* [GIVEN PROBLEM] Make an exact copy of the lines below.

* [Dataset items]
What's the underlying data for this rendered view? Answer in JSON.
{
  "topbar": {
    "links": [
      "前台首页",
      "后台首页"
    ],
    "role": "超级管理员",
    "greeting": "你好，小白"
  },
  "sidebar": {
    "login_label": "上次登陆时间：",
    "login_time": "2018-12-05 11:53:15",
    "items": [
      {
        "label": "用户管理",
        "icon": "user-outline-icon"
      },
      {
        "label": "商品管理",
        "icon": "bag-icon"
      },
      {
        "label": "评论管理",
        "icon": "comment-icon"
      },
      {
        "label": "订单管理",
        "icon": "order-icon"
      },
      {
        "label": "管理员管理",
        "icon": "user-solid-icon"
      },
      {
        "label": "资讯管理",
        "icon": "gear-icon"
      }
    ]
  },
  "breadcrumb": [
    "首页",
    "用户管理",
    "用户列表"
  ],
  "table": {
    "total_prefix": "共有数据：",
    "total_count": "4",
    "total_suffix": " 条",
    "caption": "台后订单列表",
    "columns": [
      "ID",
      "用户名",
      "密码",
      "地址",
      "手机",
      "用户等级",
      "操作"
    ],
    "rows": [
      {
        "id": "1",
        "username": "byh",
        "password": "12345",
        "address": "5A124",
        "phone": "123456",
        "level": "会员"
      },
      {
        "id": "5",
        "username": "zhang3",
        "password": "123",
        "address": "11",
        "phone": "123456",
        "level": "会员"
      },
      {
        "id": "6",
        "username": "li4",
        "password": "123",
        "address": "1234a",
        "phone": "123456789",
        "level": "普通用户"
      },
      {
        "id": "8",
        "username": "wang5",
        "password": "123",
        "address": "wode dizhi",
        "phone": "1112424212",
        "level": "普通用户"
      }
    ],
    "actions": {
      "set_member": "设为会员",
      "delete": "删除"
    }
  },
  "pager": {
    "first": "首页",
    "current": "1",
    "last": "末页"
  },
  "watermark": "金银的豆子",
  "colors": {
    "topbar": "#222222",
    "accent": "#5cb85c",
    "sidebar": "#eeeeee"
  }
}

* [ANSWER TO THE PROBLEM]
What's the underlying data for this rendered view? Answer in JSON.
{
  "topbar": {
    "links": [
      "前台首页",
      "后台首页"
    ],
    "role": "超级管理员",
    "greeting": "你好，小白"
  },
  "sidebar": {
    "login_label": "上次登陆时间：",
    "login_time": "2018-12-05 11:53:15",
    "items": [
      {
        "label": "用户管理",
        "icon": "user-outline-icon"
      },
      {
        "label": "商品管理",
        "icon": "bag-icon"
      },
      {
        "label": "评论管理",
        "icon": "comment-icon"
      },
      {
        "label": "订单管理",
        "icon": "order-icon"
      },
      {
        "label": "管理员管理",
        "icon": "user-solid-icon"
      },
      {
        "label": "资讯管理",
        "icon": "gear-icon"
      }
    ]
  },
  "breadcrumb": [
    "首页",
    "用户管理",
    "用户列表"
  ],
  "table": {
    "total_prefix": "共有数据：",
    "total_count": "4",
    "total_suffix": " 条",
    "caption": "台后订单列表",
    "columns": [
      "ID",
      "用户名",
      "密码",
      "地址",
      "手机",
      "用户等级",
      "操作"
    ],
    "rows": [
      {
        "id": "1",
        "username": "byh",
        "password": "12345",
        "address": "5A124",
        "phone": "123456",
        "level": "会员"
      },
      {
        "id": "5",
        "username": "zhang3",
        "password": "123",
        "address": "11",
        "phone": "123456",
        "level": "会员"
      },
      {
        "id": "6",
        "username": "li4",
        "password": "123",
        "address": "1234a",
        "phone": "123456789",
        "level": "普通用户"
      },
      {
        "id": "8",
        "username": "wang5",
        "password": "123",
        "address": "wode dizhi",
        "phone": "1112424212",
        "level": "普通用户"
      }
    ],
    "actions": {
      "set_member": "设为会员",
      "delete": "删除"
    }
  },
  "pager": {
    "first": "首页",
    "current": "1",
    "last": "末页"
  },
  "watermark": "金银的豆子",
  "colors": {
    "topbar": "#222222",
    "accent": "#5cb85c",
    "sidebar": "#eeeeee"
  }
}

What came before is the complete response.